**Page excerpt**

PROFILE
PhD University of Bristol, United Kingdom
Aditya Bharadwaj joined the Graduate Institute as Research Professor of Anthropology and Sociology in January 2013. He completed doctoral research at the University of Bristol and post-doctoral fellowship at Cardiff University before joining University of Edinburgh where he taught and researched for over seven years. His research uncovers the local and global dimensions underscoring the production, utilisation and circulation of biomedicine and biotechnologies. In particular his research examines: (a) global politics of biotechnologies (b) emerging bioeconomies (c) cultural production of knowledge (d) subject formation (e) ethical and moral governance (f) transnational therapeutic mobility. In particular his academic and research interests are focused on the burgeoning rise of bioscience and biotechnologies in India. His current research covers two major contemporary developments in the domain of bioscience in India, namely: assisted reproductive technologies and human embryonic stem cells. Through this work he is examining the emerging face of India’s tryst with biotechnologies in a globalised research system. This principally entails: (a) mapping transnational connections linking patients, research laboratories and clinics (b) understanding national/local scientific contexts (c) interrogating moral and ethical debates cross culturally (d) explaining global governance and local regulation of new biotechnologies.
In 2013, Aditya Bharadwaj was awarded the European Research Council (ERC) Consolidator Grant for a project examining the emergence of stem cell biotechnologies in India. The project is explaining the agential and structural processes authoring unprecedented new developments in stem cell research and therapeutics in India. The research seeks to understand how stem cell biotechnologies straddle multiple interlaced domains ranging from public health, governance, ethics, markets to therapeutic application.

**What to produce**
Answer these questions about the profile:
1. When did Aditya Bharadwaj join the Graduate Institute?
2. At which university did he complete a post-doctoral fellowship?
3. What grant was he awarded in 2013?

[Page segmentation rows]
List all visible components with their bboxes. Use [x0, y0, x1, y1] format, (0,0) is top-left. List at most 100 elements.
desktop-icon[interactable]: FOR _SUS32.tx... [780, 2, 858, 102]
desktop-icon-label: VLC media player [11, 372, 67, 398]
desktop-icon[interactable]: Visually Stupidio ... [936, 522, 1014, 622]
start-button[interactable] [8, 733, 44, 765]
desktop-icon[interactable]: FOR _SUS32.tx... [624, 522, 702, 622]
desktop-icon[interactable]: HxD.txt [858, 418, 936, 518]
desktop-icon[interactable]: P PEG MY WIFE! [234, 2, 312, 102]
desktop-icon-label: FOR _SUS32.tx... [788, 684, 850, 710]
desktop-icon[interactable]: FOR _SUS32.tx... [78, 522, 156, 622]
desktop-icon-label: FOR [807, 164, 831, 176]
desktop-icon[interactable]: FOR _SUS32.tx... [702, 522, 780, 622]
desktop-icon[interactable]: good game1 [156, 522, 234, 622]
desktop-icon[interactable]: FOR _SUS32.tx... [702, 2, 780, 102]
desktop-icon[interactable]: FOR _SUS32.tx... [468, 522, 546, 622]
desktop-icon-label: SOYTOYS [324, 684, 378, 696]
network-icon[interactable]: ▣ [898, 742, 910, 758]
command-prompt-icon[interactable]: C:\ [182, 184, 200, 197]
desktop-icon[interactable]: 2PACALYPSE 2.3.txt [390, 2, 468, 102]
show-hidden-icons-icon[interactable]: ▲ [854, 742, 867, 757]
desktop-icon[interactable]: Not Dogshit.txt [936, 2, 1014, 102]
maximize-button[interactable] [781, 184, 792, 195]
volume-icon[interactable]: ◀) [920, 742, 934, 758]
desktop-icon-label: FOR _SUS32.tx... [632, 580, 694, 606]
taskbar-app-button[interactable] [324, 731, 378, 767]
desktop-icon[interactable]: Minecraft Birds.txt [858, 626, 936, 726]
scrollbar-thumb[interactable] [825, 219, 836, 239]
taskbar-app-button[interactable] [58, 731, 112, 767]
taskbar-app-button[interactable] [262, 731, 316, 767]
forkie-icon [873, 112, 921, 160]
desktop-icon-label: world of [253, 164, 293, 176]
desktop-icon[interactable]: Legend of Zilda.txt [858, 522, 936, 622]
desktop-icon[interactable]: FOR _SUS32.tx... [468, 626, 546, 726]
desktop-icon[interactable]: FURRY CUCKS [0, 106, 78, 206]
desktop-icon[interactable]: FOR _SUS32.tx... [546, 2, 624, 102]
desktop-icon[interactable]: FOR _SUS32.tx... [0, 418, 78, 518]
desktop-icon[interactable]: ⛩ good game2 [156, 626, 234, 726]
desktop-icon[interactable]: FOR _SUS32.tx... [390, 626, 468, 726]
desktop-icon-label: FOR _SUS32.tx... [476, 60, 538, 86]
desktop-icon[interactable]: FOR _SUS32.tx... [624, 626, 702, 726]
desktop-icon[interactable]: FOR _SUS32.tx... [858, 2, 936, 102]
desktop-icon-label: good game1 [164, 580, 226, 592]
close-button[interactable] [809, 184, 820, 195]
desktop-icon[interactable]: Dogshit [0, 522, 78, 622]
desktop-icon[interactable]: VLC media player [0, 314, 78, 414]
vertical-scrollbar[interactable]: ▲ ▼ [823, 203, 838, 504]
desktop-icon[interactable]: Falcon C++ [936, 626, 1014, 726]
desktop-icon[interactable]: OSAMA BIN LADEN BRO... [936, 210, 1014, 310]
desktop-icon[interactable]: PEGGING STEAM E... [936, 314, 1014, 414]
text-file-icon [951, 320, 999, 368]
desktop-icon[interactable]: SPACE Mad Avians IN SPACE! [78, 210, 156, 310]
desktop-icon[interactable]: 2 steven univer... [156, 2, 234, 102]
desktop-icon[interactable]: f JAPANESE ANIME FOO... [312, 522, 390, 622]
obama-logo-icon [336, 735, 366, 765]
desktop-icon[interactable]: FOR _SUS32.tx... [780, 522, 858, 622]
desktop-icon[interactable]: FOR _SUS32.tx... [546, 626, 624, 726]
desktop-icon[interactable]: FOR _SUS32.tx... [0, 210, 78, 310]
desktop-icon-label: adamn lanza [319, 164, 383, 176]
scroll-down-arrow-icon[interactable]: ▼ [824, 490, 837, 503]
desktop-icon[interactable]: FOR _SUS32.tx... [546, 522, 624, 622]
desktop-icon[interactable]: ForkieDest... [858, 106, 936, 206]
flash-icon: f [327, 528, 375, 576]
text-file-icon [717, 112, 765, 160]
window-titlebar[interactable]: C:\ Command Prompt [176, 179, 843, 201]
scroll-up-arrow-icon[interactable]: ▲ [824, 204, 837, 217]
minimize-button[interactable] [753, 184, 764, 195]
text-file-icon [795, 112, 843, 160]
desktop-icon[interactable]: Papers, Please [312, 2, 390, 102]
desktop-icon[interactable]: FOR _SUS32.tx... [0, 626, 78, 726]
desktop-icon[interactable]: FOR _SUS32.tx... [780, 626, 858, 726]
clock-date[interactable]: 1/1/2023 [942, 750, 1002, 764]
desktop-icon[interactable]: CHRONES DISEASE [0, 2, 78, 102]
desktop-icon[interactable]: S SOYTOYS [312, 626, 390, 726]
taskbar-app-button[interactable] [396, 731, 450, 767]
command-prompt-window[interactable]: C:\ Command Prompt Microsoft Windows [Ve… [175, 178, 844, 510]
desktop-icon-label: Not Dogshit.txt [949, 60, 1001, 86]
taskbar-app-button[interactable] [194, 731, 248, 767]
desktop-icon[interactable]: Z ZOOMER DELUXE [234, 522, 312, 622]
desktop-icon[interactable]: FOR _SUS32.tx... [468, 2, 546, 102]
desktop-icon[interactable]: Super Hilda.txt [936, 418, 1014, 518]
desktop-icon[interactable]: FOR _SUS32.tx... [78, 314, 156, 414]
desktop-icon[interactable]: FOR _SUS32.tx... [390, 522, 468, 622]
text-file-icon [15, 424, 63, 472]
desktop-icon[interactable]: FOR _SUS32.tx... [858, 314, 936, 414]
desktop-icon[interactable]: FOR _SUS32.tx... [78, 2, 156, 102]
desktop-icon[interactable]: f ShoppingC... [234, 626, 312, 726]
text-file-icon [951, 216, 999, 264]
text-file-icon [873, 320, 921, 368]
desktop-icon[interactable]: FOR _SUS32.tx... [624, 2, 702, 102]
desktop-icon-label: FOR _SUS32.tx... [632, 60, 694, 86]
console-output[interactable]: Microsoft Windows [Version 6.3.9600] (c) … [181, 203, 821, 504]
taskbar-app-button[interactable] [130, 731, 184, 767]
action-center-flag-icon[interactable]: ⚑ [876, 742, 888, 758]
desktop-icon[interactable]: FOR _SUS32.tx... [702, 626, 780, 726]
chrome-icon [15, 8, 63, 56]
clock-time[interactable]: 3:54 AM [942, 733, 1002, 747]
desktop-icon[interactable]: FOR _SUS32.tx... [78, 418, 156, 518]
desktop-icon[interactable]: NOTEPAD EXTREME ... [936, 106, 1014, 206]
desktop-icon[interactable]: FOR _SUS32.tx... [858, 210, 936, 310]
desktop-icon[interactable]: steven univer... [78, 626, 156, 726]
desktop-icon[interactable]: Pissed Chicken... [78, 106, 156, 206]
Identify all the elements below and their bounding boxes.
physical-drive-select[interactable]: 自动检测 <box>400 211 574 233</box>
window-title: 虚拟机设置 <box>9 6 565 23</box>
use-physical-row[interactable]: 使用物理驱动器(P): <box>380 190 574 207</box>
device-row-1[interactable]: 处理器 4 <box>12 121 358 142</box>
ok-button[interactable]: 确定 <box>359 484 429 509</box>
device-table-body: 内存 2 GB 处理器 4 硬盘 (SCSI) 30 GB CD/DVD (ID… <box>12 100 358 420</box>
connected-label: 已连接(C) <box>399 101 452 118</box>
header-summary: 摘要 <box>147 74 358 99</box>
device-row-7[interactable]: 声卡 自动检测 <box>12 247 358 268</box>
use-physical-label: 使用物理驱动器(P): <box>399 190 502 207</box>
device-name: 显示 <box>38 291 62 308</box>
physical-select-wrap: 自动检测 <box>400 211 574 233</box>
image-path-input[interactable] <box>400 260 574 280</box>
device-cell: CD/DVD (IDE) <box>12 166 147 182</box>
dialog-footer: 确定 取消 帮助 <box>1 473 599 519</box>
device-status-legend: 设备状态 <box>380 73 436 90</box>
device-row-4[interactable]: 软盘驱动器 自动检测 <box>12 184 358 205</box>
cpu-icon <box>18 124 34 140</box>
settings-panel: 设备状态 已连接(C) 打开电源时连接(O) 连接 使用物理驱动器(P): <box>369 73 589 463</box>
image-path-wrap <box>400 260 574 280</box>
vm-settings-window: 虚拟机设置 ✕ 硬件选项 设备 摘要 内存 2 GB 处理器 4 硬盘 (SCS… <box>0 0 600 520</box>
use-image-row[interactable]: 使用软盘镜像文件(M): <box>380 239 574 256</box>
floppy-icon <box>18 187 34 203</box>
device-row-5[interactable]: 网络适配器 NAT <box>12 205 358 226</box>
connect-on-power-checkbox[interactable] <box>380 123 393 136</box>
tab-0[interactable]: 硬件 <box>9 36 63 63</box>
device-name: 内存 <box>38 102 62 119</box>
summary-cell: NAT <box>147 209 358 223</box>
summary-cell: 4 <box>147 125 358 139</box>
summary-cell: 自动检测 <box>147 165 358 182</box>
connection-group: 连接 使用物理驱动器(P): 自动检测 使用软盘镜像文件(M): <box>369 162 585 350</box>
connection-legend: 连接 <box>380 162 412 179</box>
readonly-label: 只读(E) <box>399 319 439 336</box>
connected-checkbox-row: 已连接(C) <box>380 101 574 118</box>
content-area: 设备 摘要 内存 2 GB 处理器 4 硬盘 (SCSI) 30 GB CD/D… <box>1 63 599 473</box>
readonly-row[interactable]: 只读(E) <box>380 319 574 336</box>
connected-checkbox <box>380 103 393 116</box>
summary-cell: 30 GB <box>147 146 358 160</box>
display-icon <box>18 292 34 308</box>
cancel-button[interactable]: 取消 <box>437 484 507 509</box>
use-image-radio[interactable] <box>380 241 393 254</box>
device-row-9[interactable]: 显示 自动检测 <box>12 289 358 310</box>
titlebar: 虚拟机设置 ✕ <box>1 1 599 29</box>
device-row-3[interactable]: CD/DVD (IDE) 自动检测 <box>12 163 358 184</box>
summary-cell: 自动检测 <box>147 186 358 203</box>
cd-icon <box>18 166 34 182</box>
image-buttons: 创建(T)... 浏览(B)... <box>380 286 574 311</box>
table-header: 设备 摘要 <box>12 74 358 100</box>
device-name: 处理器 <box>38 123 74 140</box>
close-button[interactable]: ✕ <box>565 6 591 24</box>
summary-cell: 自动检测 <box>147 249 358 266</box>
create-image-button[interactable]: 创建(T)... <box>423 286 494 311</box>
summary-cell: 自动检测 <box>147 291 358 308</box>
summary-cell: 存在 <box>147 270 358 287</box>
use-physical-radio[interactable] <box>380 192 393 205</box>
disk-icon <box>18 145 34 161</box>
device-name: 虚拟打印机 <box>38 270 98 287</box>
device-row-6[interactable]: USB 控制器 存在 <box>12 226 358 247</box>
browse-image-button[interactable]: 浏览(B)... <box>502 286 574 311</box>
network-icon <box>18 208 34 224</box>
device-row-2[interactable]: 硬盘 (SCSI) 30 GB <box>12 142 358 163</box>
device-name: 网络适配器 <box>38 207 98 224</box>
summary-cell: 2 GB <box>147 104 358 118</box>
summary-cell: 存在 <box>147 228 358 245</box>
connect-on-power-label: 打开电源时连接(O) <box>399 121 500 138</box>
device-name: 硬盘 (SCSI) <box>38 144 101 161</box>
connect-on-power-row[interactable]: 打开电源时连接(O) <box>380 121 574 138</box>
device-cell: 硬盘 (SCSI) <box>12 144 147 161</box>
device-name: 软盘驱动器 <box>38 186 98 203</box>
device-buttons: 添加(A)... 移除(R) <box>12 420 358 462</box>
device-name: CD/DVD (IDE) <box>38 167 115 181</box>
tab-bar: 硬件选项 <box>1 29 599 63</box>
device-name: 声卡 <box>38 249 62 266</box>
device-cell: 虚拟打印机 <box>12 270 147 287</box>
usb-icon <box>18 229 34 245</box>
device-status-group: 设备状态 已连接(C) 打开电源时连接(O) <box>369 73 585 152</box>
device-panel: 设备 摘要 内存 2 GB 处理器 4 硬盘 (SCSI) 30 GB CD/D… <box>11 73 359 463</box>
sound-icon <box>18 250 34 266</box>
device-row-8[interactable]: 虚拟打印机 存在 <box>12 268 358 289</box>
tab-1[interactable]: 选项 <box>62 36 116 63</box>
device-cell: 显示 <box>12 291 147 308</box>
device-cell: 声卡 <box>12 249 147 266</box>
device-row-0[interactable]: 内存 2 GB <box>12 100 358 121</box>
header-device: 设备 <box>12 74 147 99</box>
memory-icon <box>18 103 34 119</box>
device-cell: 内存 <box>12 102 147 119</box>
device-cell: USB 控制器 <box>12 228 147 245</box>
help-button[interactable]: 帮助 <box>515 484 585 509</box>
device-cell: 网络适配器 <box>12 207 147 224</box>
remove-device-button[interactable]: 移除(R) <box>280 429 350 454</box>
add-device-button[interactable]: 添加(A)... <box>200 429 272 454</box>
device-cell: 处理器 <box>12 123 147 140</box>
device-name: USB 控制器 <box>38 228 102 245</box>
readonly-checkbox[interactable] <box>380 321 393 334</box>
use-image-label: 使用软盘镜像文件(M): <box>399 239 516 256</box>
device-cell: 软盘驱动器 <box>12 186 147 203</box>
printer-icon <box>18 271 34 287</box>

**Response**
1. January 2013
2. Cardiff University
3. The European Research Council (ERC) Consolidator Grant